§ **Problem description**
Every record below should be printed exactly as given.

───

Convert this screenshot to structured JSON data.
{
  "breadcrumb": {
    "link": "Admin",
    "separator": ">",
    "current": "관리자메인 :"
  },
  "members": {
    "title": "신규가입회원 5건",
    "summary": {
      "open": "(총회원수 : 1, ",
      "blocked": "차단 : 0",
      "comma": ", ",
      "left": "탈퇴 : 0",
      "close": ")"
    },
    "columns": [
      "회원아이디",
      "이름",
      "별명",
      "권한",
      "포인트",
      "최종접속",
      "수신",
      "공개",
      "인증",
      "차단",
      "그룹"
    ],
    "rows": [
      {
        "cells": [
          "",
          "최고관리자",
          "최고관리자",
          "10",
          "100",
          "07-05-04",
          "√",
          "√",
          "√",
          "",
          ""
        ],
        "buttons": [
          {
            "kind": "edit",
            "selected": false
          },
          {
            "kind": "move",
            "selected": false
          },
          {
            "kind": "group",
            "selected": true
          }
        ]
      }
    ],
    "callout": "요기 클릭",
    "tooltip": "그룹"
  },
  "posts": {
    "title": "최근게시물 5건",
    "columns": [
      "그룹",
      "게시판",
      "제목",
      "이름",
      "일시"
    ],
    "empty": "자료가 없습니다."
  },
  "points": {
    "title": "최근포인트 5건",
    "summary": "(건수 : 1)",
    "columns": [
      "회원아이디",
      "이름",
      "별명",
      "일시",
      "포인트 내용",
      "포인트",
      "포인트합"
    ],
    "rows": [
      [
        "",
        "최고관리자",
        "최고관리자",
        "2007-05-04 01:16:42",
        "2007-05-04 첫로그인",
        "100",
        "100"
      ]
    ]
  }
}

───

§ **Task answer**
Convert this screenshot to structured JSON data.
{
  "breadcrumb": {
    "link": "Admin",
    "separator": ">",
    "current": "관리자메인 :"
  },
  "members": {
    "title": "신규가입회원 5건",
    "summary": {
      "open": "(총회원수 : 1, ",
      "blocked": "차단 : 0",
      "comma": ", ",
      "left": "탈퇴 : 0",
      "close": ")"
    },
    "columns": [
      "회원아이디",
      "이름",
      "별명",
      "권한",
      "포인트",
      "최종접속",
      "수신",
      "공개",
      "인증",
      "차단",
      "그룹"
    ],
    "rows": [
      {
        "cells": [
          "",
          "최고관리자",
          "최고관리자",
          "10",
          "100",
          "07-05-04",
          "√",
          "√",
          "√",
          "",
          ""
        ],
        "buttons": [
          {
            "kind": "edit",
            "selected": false
          },
          {
            "kind": "move",
            "selected": false
          },
          {
            "kind": "group",
            "selected": true
          }
        ]
      }
    ],
    "callout": "요기 클릭",
    "tooltip": "그룹"
  },
  "posts": {
    "title": "최근게시물 5건",
    "columns": [
      "그룹",
      "게시판",
      "제목",
      "이름",
      "일시"
    ],
    "empty": "자료가 없습니다."
  },
  "points": {
    "title": "최근포인트 5건",
    "summary": "(건수 : 1)",
    "columns": [
      "회원아이디",
      "이름",
      "별명",
      "일시",
      "포인트 내용",
      "포인트",
      "포인트합"
    ],
    "rows": [
      [
        "",
        "최고관리자",
        "최고관리자",
        "2007-05-04 01:16:42",
        "2007-05-04 첫로그인",
        "100",
        "100"
      ]
    ]
  }
}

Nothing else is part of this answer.